YOUR OBJECTIVE: Locate each line of the material that contains "paint", then return it.

EXERCISE MATERIAL:
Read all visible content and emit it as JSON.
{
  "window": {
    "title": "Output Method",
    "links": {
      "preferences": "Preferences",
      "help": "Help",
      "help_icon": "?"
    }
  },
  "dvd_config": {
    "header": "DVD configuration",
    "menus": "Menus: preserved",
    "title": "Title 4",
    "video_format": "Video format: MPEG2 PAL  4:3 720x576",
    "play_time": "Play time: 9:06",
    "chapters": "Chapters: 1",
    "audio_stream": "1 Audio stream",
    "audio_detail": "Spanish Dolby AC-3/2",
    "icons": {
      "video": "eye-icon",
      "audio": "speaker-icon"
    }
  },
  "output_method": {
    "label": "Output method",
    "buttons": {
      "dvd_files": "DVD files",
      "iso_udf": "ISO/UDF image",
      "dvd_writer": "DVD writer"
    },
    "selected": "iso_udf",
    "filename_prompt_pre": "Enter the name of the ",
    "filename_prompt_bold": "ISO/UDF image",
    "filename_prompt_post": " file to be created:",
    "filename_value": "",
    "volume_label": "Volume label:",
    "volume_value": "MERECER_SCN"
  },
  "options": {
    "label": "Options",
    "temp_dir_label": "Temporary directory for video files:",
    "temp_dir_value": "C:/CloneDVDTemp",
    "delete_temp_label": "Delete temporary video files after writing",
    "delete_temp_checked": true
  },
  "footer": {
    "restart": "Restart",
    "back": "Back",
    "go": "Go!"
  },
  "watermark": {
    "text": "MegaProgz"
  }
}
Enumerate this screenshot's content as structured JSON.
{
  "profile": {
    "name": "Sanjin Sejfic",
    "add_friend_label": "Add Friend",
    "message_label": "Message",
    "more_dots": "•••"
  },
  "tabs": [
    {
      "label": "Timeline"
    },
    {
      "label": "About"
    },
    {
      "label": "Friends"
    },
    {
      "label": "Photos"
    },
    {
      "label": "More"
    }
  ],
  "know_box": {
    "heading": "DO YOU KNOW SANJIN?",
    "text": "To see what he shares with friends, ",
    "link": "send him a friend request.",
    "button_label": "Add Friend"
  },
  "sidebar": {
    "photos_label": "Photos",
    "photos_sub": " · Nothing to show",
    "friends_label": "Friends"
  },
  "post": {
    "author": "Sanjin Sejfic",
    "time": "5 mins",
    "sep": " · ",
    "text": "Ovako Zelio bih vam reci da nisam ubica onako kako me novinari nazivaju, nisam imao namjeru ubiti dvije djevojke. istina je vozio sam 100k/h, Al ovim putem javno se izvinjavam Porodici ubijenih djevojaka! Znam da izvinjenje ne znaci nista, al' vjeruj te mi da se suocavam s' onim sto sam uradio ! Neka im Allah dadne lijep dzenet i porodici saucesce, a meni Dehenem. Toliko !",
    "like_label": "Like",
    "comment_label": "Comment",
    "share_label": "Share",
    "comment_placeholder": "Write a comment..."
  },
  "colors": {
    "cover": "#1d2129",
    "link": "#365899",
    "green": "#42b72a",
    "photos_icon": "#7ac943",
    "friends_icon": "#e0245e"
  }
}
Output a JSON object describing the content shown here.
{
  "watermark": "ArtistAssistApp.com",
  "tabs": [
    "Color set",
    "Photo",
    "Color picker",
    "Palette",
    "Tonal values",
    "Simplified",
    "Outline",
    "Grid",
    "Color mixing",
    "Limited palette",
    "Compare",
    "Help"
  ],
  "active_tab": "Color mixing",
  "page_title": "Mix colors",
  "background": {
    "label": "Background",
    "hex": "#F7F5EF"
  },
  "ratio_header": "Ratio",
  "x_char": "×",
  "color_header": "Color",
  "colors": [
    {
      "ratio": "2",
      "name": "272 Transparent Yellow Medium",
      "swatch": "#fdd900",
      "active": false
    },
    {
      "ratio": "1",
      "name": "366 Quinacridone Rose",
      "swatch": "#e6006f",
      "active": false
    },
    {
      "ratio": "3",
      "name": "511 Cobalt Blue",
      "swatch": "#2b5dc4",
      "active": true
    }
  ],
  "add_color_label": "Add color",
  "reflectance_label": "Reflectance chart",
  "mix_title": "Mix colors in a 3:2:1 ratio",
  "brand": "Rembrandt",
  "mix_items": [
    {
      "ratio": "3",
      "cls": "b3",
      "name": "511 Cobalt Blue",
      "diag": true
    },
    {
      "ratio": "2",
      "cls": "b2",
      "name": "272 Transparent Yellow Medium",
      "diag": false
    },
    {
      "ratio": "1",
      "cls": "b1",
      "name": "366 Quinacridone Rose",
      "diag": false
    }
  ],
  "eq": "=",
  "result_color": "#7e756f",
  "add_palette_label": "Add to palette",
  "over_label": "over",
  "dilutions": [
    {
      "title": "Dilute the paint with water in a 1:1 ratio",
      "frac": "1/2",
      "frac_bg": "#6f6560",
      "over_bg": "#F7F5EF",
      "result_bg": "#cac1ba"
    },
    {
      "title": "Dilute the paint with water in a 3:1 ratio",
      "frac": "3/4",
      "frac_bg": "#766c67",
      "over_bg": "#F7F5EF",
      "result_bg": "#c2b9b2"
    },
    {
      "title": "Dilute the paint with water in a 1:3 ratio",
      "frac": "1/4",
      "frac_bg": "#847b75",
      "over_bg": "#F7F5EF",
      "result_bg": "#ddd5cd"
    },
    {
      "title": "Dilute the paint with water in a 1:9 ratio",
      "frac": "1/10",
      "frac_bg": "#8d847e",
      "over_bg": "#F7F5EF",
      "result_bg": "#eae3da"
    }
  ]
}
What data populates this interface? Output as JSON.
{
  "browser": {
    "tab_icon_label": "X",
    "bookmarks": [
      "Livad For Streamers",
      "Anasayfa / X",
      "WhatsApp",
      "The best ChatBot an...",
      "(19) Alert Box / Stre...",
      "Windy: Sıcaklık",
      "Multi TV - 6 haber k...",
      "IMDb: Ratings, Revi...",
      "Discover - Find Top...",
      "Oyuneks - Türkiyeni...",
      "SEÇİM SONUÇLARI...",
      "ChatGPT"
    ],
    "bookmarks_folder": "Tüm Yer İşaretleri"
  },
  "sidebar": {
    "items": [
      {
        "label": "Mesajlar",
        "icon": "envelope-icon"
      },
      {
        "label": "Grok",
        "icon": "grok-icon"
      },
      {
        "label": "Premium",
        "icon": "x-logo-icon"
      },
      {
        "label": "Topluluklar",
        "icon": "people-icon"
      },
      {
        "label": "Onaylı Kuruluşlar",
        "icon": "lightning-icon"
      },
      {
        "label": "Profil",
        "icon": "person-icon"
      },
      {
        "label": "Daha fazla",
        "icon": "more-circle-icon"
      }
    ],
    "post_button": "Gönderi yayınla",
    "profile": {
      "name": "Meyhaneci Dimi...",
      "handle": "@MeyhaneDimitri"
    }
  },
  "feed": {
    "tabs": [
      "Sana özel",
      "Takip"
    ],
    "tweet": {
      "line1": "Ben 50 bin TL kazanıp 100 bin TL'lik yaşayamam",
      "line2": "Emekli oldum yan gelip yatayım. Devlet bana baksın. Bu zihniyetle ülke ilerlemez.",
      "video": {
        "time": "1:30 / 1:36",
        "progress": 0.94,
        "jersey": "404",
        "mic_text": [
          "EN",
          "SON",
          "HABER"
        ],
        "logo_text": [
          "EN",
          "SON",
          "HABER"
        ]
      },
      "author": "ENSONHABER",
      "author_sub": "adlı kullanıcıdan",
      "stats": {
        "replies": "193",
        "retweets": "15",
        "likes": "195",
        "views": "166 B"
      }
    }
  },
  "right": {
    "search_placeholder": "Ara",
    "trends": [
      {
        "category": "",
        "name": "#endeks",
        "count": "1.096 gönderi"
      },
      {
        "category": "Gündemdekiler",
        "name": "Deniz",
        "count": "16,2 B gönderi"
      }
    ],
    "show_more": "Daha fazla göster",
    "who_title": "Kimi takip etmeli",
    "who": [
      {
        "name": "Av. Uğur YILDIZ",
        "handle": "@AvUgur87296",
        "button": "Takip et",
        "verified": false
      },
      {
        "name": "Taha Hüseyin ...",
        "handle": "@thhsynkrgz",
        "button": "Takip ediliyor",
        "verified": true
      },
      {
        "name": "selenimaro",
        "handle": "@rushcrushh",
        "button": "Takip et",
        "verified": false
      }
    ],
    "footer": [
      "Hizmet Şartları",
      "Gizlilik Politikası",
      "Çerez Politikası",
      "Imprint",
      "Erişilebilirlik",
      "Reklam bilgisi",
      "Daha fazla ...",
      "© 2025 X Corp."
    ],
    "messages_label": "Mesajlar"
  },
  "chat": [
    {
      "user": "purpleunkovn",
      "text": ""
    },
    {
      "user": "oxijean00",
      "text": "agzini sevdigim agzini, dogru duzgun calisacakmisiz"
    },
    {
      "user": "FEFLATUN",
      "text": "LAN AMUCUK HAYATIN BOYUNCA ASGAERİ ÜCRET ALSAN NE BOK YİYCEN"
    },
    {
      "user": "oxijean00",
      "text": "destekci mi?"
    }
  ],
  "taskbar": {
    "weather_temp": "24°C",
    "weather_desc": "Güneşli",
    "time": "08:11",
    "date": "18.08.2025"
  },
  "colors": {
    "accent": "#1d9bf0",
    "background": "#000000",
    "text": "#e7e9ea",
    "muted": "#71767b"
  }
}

TASK SOLUTION:
      "title": "Dilute the paint with water in a 1:1 ratio",
      "title": "Dilute the paint with water in a 3:1 ratio",
      "title": "Dilute the paint with water in a 1:3 ratio",
      "title": "Dilute the paint with water in a 1:9 ratio",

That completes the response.